SOURCE MATERIAL:
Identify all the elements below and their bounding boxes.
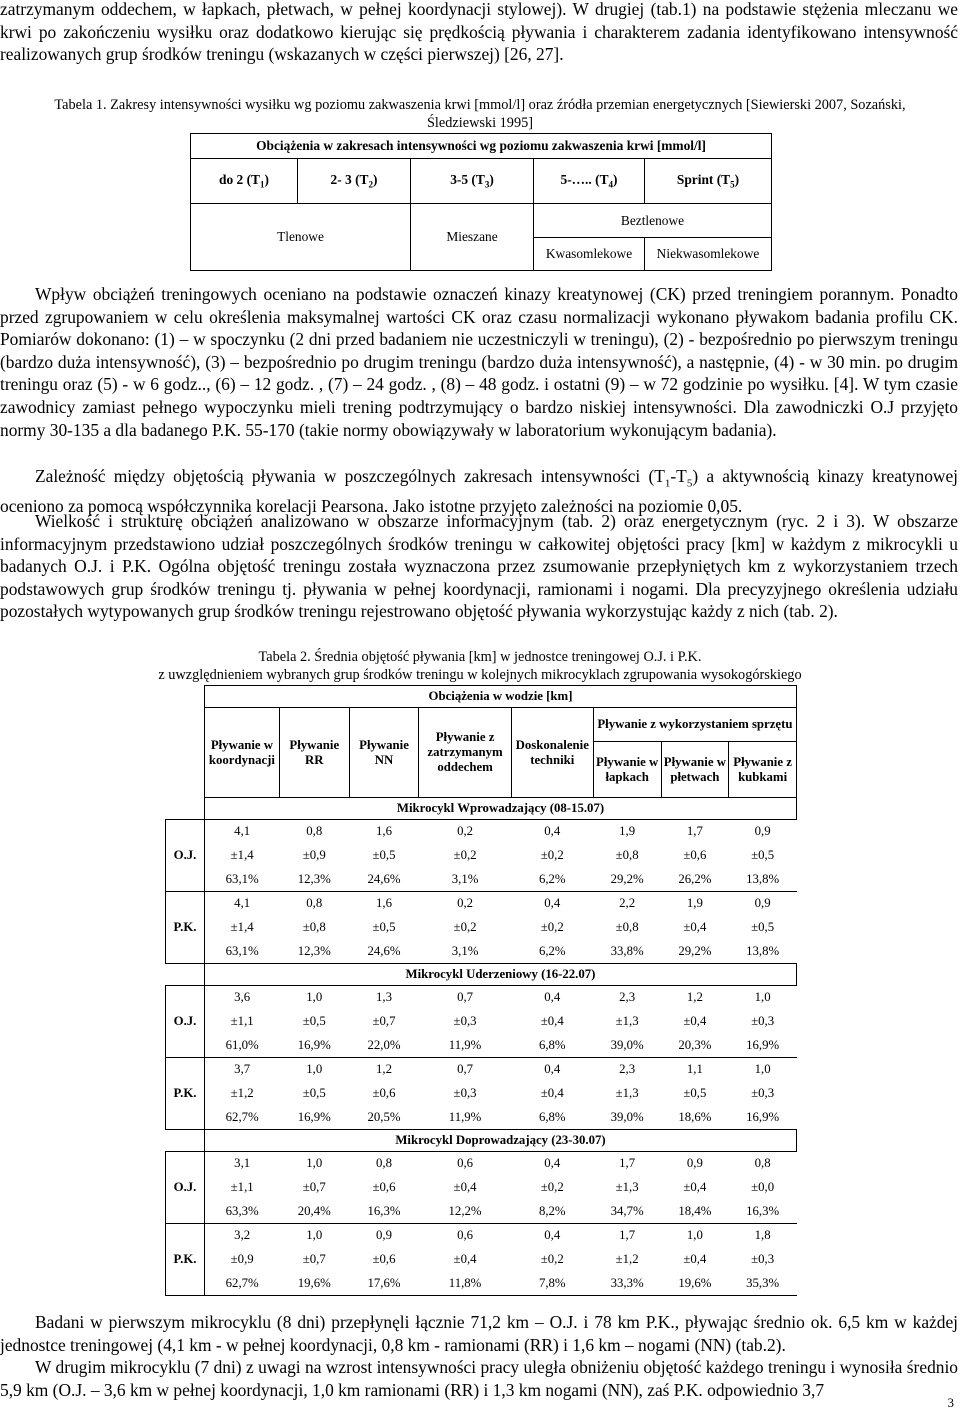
table2-cell: 6,8% <box>538 1037 566 1052</box>
table2-cell: 1,0 <box>661 1224 729 1248</box>
table2-cell: ±0,4 <box>453 1252 477 1266</box>
table2-cell: 17,6% <box>367 1275 401 1290</box>
table2-cell: ±0,8 <box>302 920 326 934</box>
table2-cell: 3,1% <box>451 871 479 886</box>
table2-cell: 63,1% <box>225 871 259 886</box>
table-row <box>166 1106 797 1130</box>
table2-cell: ±1,1 <box>230 1180 254 1194</box>
table2-cell: 16,3% <box>746 1203 780 1218</box>
table2-top-header: Obciążenia w wodzie [km] <box>204 686 796 708</box>
table2-cell: 20,4% <box>297 1203 331 1218</box>
table2-cell: 1,1 <box>661 1058 729 1082</box>
table2-cell: 16,9% <box>297 1109 331 1124</box>
table2-cell: ±0,6 <box>372 1252 396 1266</box>
table-row <box>166 1176 797 1200</box>
table2-cell: 0,7 <box>419 986 511 1010</box>
table2-cell: 63,1% <box>225 943 259 958</box>
table2-cell: 22,0% <box>367 1037 401 1052</box>
table2-cell: 16,9% <box>746 1109 780 1124</box>
table2-cell: 1,0 <box>729 986 797 1010</box>
table-row <box>166 1248 797 1272</box>
table2-cell: 1,6 <box>349 820 419 844</box>
table-row <box>166 1082 797 1106</box>
table2-cell: 11,9% <box>448 1109 482 1124</box>
table2-cell: ±0,2 <box>453 848 477 862</box>
table-row <box>166 1272 797 1296</box>
table2-cell: 1,0 <box>279 1152 349 1176</box>
table2-cell: ±0,5 <box>372 920 396 934</box>
table2-cell: 1,7 <box>661 820 729 844</box>
table1 <box>190 133 772 271</box>
table2-col-koordynacja: Pływanie w koordynacji <box>204 708 279 798</box>
table2-cell: 3,6 <box>204 986 279 1010</box>
table2-cell: 0,4 <box>511 820 593 844</box>
table2-cell: 11,8% <box>448 1275 482 1290</box>
table2-cell: ±1,3 <box>615 1086 639 1100</box>
table2-cell: ±0,8 <box>615 920 639 934</box>
table2-block-title: Mikrocykl Doprowadzający (23-30.07) <box>204 1130 796 1152</box>
table2-cell: 39,0% <box>610 1037 644 1052</box>
table2-cell: 4,1 <box>204 820 279 844</box>
table2-cell: 33,8% <box>610 943 644 958</box>
table2-cell: 3,1% <box>451 943 479 958</box>
table1-tlenowe: Tlenowe <box>191 204 411 271</box>
table2-cell: ±0,3 <box>453 1086 477 1100</box>
table2-cell: 6,2% <box>538 943 566 958</box>
table2-cell: 19,6% <box>678 1275 712 1290</box>
table2-cell: 33,3% <box>610 1275 644 1290</box>
table2-cell: ±0,5 <box>302 1086 326 1100</box>
table1-caption: Tabela 1. Zakresy intensywności wysiłku wg poziomu zakwaszenia krwi [mmol/l] oraz źródła przemian energetycznych [Siewierski 2007, Sozański, Śledziewski 1995] <box>54 97 906 131</box>
table2-cell: 16,9% <box>746 1037 780 1052</box>
table2-cell: ±0,2 <box>540 1180 564 1194</box>
table2-cell: ±0,7 <box>372 1014 396 1028</box>
table2-cell: ±0,5 <box>372 848 396 862</box>
table1-range-2: 2- 3 $(T_2)$ <box>298 159 411 204</box>
table2-cell: ±0,4 <box>683 920 707 934</box>
table-row <box>166 916 797 940</box>
table2-cell: 0,4 <box>511 1058 593 1082</box>
table2 <box>165 685 797 1296</box>
table2-cell: 0,6 <box>419 1152 511 1176</box>
table2-equip-header: Pływanie z wykorzystaniem sprzętu <box>593 708 796 742</box>
table2-cell: 0,4 <box>511 1224 593 1248</box>
table2-cell: 19,6% <box>297 1275 331 1290</box>
table2-cell: 12,3% <box>297 943 331 958</box>
table-row <box>166 1010 797 1034</box>
table2-cell: ±0,9 <box>230 1252 254 1266</box>
table2-cell: 0,9 <box>661 1152 729 1176</box>
table-row <box>166 868 797 892</box>
page-number: 3 <box>947 1395 954 1410</box>
table2-cell: ±0,6 <box>683 848 707 862</box>
table2-cell: 6,2% <box>538 871 566 886</box>
table2-cell: 1,2 <box>661 986 729 1010</box>
table-row <box>166 940 797 964</box>
table2-cell: 0,8 <box>729 1152 797 1176</box>
table2-cell: ±1,3 <box>615 1014 639 1028</box>
table-row <box>166 1200 797 1224</box>
table2-cell: ±1,2 <box>615 1252 639 1266</box>
table2-cell: 11,9% <box>448 1037 482 1052</box>
table2-cell: ±0,2 <box>453 920 477 934</box>
table2-row-label: P.K. <box>166 1058 205 1130</box>
table2-cell: 39,0% <box>610 1109 644 1124</box>
table2-cell: ±0,8 <box>615 848 639 862</box>
table2-cell: 0,4 <box>511 1152 593 1176</box>
table2-cell: 0,4 <box>511 892 593 916</box>
paragraph-intro: zatrzymanym oddechem, w łapkach, płetwach, w pełnej koordynacji stylowej). W drugiej (tab.1) na podstawie stężenia mleczanu we krwi po zakończeniu wysiłku oraz dodatkowo kierując się prędkością pływania i charakterem zadania identyfikowano intensywność realizowanych grup środków treningu (wskazanych w części pierwszej) [26, 27]. <box>0 0 958 65</box>
table-row <box>166 844 797 868</box>
table1-range-3: 3-5 $(T_3)$ <box>411 159 534 204</box>
table2-cell: 0,2 <box>419 892 511 916</box>
table2-cell: 20,5% <box>367 1109 401 1124</box>
table2-cell: 0,8 <box>349 1152 419 1176</box>
table2-row-label: P.K. <box>166 892 205 964</box>
table2-cell: 1,7 <box>593 1152 661 1176</box>
table2-cell: 26,2% <box>678 871 712 886</box>
table1-kwasomlekowe: Kwasomlekowe <box>534 238 645 271</box>
table2-cell: 13,8% <box>746 871 780 886</box>
table2-cell: 1,9 <box>661 892 729 916</box>
paragraph-structure: Wielkość i strukturę obciążeń analizowano w obszarze informacyjnym (tab. 2) oraz energetycznym (ryc. 2 i 3). W obszarze informacyjnym przedstawiono udział poszczególnych środków treningu w całkowitej objętości pracy [km] w każdym z mikrocykli u badanych O.J. i P.K. Ogólna objętość treningu została wyznaczona przez zsumowanie przepłyniętych km z wykorzystaniem trzech podstawowych grup środków treningu tj. pływania w pełnej koordynacji, ramionami i nogami. Dla precyzyjnego określenia udziału pozostałych wytypowanych grup środków treningu rejestrowano objętość pływania wykorzystując każdy z nich (tab. 2). <box>0 511 958 622</box>
table2-row-label: O.J. <box>166 1152 205 1224</box>
table2-cell: ±0,3 <box>751 1252 775 1266</box>
table2-cell: 35,3% <box>746 1275 780 1290</box>
table1-header: Obciążenia w zakresach intensywności wg poziomu zakwaszenia krwi [mmol/l] <box>191 134 772 159</box>
paragraph-microcycle-2: W drugim mikrocyklu (7 dni) z uwagi na wzrost intensywności pracy uległa obniżeniu objętość każdego treningu i wynosiła średnio 5,9 km (O.J. – 3,6 km w pełnej koordynacji, 1,0 km ramionami (RR) i 1,3 km nogami (NN), zaś P.K. odpowiednio 3,7 <box>0 1357 958 1400</box>
table2-col-oddech: Pływanie z zatrzymanym oddechem <box>419 708 511 798</box>
table2-cell: 6,8% <box>538 1109 566 1124</box>
paragraph-microcycle-1: Badani w pierwszym mikrocyklu (8 dni) przepłynęli łącznie 71,2 km – O.J. i 78 km P.K., pływając średnio ok. 6,5 km w każdej jednostce treningowej (4,1 km - w pełnej koordynacji, 0,8 km - ramionami (RR) i 1,6 km – nogami (NN) (tab.2). <box>0 1312 958 1355</box>
table2-cell: ±0,5 <box>751 920 775 934</box>
paragraph-correlation: Zależność między objętością pływania w poszczególnych zakresach intensywności $(T_1-T_5)$ a aktywnością kinazy kreatynowej oceniono za pomocą współczynnika korelacji Pearsona. Jako istotne przyjęto zależności na poziomie 0,05. <box>0 466 958 517</box>
table2-cell: ±1,4 <box>230 848 254 862</box>
table2-cell: ±1,2 <box>230 1086 254 1100</box>
table2-cell: 1,3 <box>349 986 419 1010</box>
table2-cell: 29,2% <box>678 943 712 958</box>
table1-niekwasomlekowe: Niekwasomlekowe <box>645 238 772 271</box>
table2-cell: 61,0% <box>225 1037 259 1052</box>
table2-cell: ±0,5 <box>751 848 775 862</box>
table2-cell: 0,2 <box>419 820 511 844</box>
table2-cell: ±0,7 <box>302 1252 326 1266</box>
table1-mieszane: Mieszane <box>411 204 534 271</box>
table2-cell: ±0,2 <box>540 920 564 934</box>
table2-col-kubki: Pływanie z kubkami <box>729 742 797 798</box>
table2-cell: 62,7% <box>225 1109 259 1124</box>
table2-cell: ±0,3 <box>751 1014 775 1028</box>
table2-col-nn: Pływanie NN <box>349 708 419 798</box>
table2-cell: 0,8 <box>279 892 349 916</box>
table2-cell: 12,2% <box>448 1203 482 1218</box>
table2-cell: ±0,0 <box>751 1180 775 1194</box>
table2-cell: 3,1 <box>204 1152 279 1176</box>
table1-range-1: do 2 $(T_1)$ <box>191 159 298 204</box>
table2-cell: 1,7 <box>593 1224 661 1248</box>
table-row <box>166 1152 797 1176</box>
table2-cell: ±0,4 <box>453 1180 477 1194</box>
table2-cell: 2,3 <box>593 1058 661 1082</box>
table2-cell: 1,0 <box>279 1058 349 1082</box>
table2-cell: 12,3% <box>297 871 331 886</box>
table-row <box>166 1058 797 1082</box>
table2-cell: ±0,3 <box>453 1014 477 1028</box>
table2-cell: 0,9 <box>349 1224 419 1248</box>
table2-cell: 1,2 <box>349 1058 419 1082</box>
table2-block-title: Mikrocykl Wprowadzający (08-15.07) <box>204 798 796 820</box>
table2-col-pletwy: Pływanie w płetwach <box>661 742 729 798</box>
table2-cell: ±1,3 <box>615 1180 639 1194</box>
table2-cell: 0,8 <box>279 820 349 844</box>
table-row <box>166 892 797 916</box>
table2-cell: 0,9 <box>729 820 797 844</box>
table2-cell: ±0,6 <box>372 1086 396 1100</box>
table2-cell: ±0,9 <box>302 848 326 862</box>
table2-col-lapki: Pływanie w łapkach <box>593 742 661 798</box>
table2-caption-1: Tabela 2. Średnia objętość pływania [km] w jednostce treningowej O.J. i P.K. <box>258 649 702 665</box>
table2-cell: 1,0 <box>279 986 349 1010</box>
table2-cell: 1,9 <box>593 820 661 844</box>
table2-cell: 4,1 <box>204 892 279 916</box>
table2-cell: ±0,4 <box>683 1014 707 1028</box>
table-row <box>166 1034 797 1058</box>
table2-cell: 1,0 <box>729 1058 797 1082</box>
table2-cell: ±1,4 <box>230 920 254 934</box>
table2-cell: 1,8 <box>729 1224 797 1248</box>
table2-cell: 1,6 <box>349 892 419 916</box>
table2-cell: 13,8% <box>746 943 780 958</box>
table2-cell: ±0,6 <box>372 1180 396 1194</box>
table-row <box>166 1224 797 1248</box>
table2-cell: 20,3% <box>678 1037 712 1052</box>
table2-block-title: Mikrocykl Uderzeniowy (16-22.07) <box>204 964 796 986</box>
table2-row-label: O.J. <box>166 986 205 1058</box>
table2-cell: 0,9 <box>729 892 797 916</box>
table2-cell: 7,8% <box>538 1275 566 1290</box>
table2-cell: ±0,4 <box>683 1252 707 1266</box>
table2-cell: ±0,4 <box>540 1014 564 1028</box>
table2-cell: 24,6% <box>367 871 401 886</box>
table2-col-rr: Pływanie RR <box>279 708 349 798</box>
table2-cell: 29,2% <box>610 871 644 886</box>
table2-cell: 3,2 <box>204 1224 279 1248</box>
table2-cell: 3,7 <box>204 1058 279 1082</box>
table-row <box>166 986 797 1010</box>
table2-cell: 34,7% <box>610 1203 644 1218</box>
table2-cell: ±0,5 <box>302 1014 326 1028</box>
table-row <box>166 820 797 844</box>
table2-cell: ±0,7 <box>302 1180 326 1194</box>
table2-cell: ±0,4 <box>683 1180 707 1194</box>
table2-cell: 16,9% <box>297 1037 331 1052</box>
table2-cell: 24,6% <box>367 943 401 958</box>
table2-cell: ±0,3 <box>751 1086 775 1100</box>
table2-cell: 62,7% <box>225 1275 259 1290</box>
paragraph-ck: Wpływ obciążeń treningowych oceniano na podstawie oznaczeń kinazy kreatynowej (CK) przed treningiem porannym. Ponadto przed zgrupowaniem w celu określenia maksymalnej wartości CK oraz czasu normalizacji wykonano pływakom badania profilu CK. Pomiarów dokonano: (1) – w spoczynku (2 dni przed badaniem nie uczestniczyli w treningu), (2) - bezpośrednio po pierwszym treningu (bardzo duża intensywność), (3) – bezpośrednio po drugim treningu (bardzo duża intensywność), a następnie, (4) - w 30 min. po drugim treningu oraz (5) - w 6 godz.., (6) – 12 godz. , (7) – 24 godz. , (8) – 48 godz. i ostatni (9) – w 72 godzinie po wysiłku. [4]. W tym czasie zawodnicy zamiast pełnego wypoczynku mieli trening podtrzymujący o bardzo niskiej intensywności. Dla zawodniczki O.J przyjęto normy 30-135 a dla badanego P.K. 55-170 (takie normy obowiązywały w laboratorium wykonującym badania). <box>0 284 958 440</box>
table2-cell: 2,3 <box>593 986 661 1010</box>
table2-cell: ±0,2 <box>540 1252 564 1266</box>
table2-cell: 0,4 <box>511 986 593 1010</box>
table2-cell: ±0,2 <box>540 848 564 862</box>
table2-row-label: P.K. <box>166 1224 205 1296</box>
table2-cell: 8,2% <box>538 1203 566 1218</box>
table2-cell: 63,3% <box>225 1203 259 1218</box>
table2-cell: 18,6% <box>678 1109 712 1124</box>
table2-cell: 18,4% <box>678 1203 712 1218</box>
table2-cell: ±1,1 <box>230 1014 254 1028</box>
table1-range-4: 5-….. $(T_4)$ <box>534 159 645 204</box>
table2-caption-2: z uwzględnieniem wybranych grup środków treningu w kolejnych mikrocyklach zgrupowania wysokogórskiego <box>158 667 802 683</box>
table1-beztlenowe: Beztlenowe <box>534 204 772 238</box>
table2-row-label: O.J. <box>166 820 205 892</box>
table2-cell: 0,6 <box>419 1224 511 1248</box>
table2-cell: 0,7 <box>419 1058 511 1082</box>
table2-cell: 16,3% <box>367 1203 401 1218</box>
table2-cell: ±0,4 <box>540 1086 564 1100</box>
table2-cell: 1,0 <box>279 1224 349 1248</box>
table2-col-technika: Doskonalenie techniki <box>511 708 593 798</box>
table1-range-5: Sprint $(T_5)$ <box>645 159 772 204</box>
table2-cell: ±0,5 <box>683 1086 707 1100</box>
table2-cell: 2,2 <box>593 892 661 916</box>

EXERCISE OBJECTIVE: Gather every one of the lines above that contains the string "mmol", with case counting.

RESULT OF THIS TASK:
table1-caption: Tabela 1. Zakresy intensywności wysiłku wg poziomu zakwaszenia krwi [mmol/l] oraz źródła przemian energetycznych [Siewierski 2007, Sozański, Śledziewski 1995] <box>54 97 906 131</box>
table1-header: Obciążenia w zakresach intensywności wg poziomu zakwaszenia krwi [mmol/l] <box>191 134 772 159</box>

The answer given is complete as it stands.